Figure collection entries
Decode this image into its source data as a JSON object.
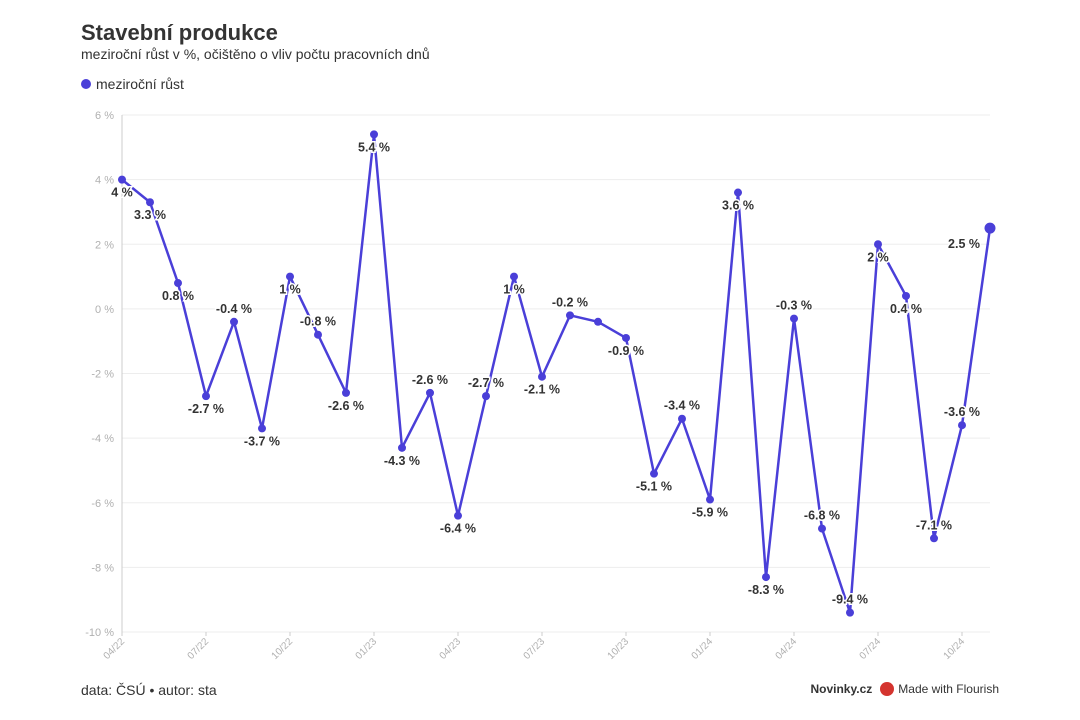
{
  "title": "Stavební produkce",
  "subtitle": "meziroční růst v %, očištěno o vliv počtu pracovních dnů",
  "footer": {
    "source": "data: ČSÚ • autor: sta",
    "brand": "Novinky.cz",
    "credit": "Made with Flourish"
  },
  "colors": {
    "series": "#4a3fd8",
    "grid": "#ededed",
    "axis_text": "#b0b0b0",
    "label": "#333333",
    "flourish": "#d4342f"
  },
  "chart_data": {
    "type": "line",
    "title": "Stavební produkce",
    "subtitle": "meziroční růst v %, očištěno o vliv počtu pracovních dnů",
    "xlabel": "",
    "ylabel": "",
    "ylim": [
      -10,
      6
    ],
    "yticks": [
      6,
      4,
      2,
      0,
      -2,
      -4,
      -6,
      -8,
      -10
    ],
    "ytick_labels": [
      "6 %",
      "4 %",
      "2 %",
      "0 %",
      "-2 %",
      "-4 %",
      "-6 %",
      "-8 %",
      "-10 %"
    ],
    "xticks": [
      "04/22",
      "07/22",
      "10/22",
      "01/23",
      "04/23",
      "07/23",
      "10/23",
      "01/24",
      "04/24",
      "07/24",
      "10/24"
    ],
    "grid": true,
    "legend": "top-left",
    "x": [
      "04/22",
      "05/22",
      "06/22",
      "07/22",
      "08/22",
      "09/22",
      "10/22",
      "11/22",
      "12/22",
      "01/23",
      "02/23",
      "03/23",
      "04/23",
      "05/23",
      "06/23",
      "07/23",
      "08/23",
      "09/23",
      "10/23",
      "11/23",
      "12/23",
      "01/24",
      "02/24",
      "03/24",
      "04/24",
      "05/24",
      "06/24",
      "07/24",
      "08/24",
      "09/24",
      "10/24",
      "11/24"
    ],
    "series": [
      {
        "name": "meziroční růst",
        "values": [
          4,
          3.3,
          0.8,
          -2.7,
          -0.4,
          -3.7,
          1,
          -0.8,
          -2.6,
          5.4,
          -4.3,
          -2.6,
          -6.4,
          -2.7,
          1,
          -2.1,
          -0.2,
          -0.4,
          -0.9,
          -5.1,
          -3.4,
          -5.9,
          3.6,
          -8.3,
          -0.3,
          -6.8,
          -9.4,
          2,
          0.4,
          -7.1,
          -3.6,
          2.5
        ],
        "labels": [
          "4 %",
          "3.3 %",
          "0.8 %",
          "-2.7 %",
          "-0.4 %",
          "-3.7 %",
          "1 %",
          "-0.8 %",
          "-2.6 %",
          "5.4 %",
          "-4.3 %",
          "-2.6 %",
          "-6.4 %",
          "-2.7 %",
          "1 %",
          "-2.1 %",
          "-0.2 %",
          "",
          "-0.9 %",
          "-5.1 %",
          "-3.4 %",
          "-5.9 %",
          "3.6 %",
          "-8.3 %",
          "-0.3 %",
          "-6.8 %",
          "-9.4 %",
          "2 %",
          "0.4 %",
          "-7.1 %",
          "-3.6 %",
          "2.5 %"
        ],
        "label_pos": [
          "below",
          "below",
          "below",
          "below",
          "above",
          "below",
          "below",
          "above",
          "below",
          "below",
          "below",
          "above",
          "below",
          "above",
          "below",
          "below",
          "above",
          "none",
          "below",
          "below",
          "above",
          "below",
          "below",
          "below",
          "above",
          "above",
          "above",
          "below",
          "below",
          "above",
          "above",
          "left"
        ]
      }
    ]
  }
}
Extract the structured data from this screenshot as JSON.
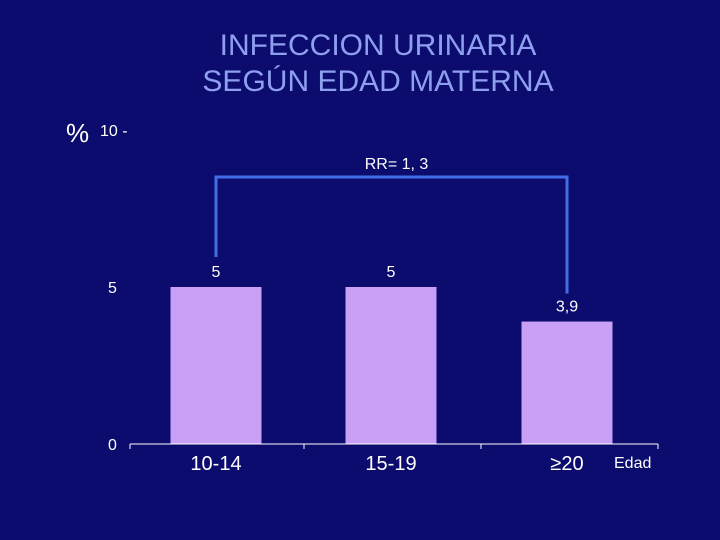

--- What the task requires ---
Copy each line from the records above that includes the string "subtitle".

--- Problem solution ---
  "subtitle": "meziroční růst v %, očištěno o vliv počtu pracovních dnů",
    "subtitle": "meziroční růst v %, očištěno o vliv počtu pracovních dnů",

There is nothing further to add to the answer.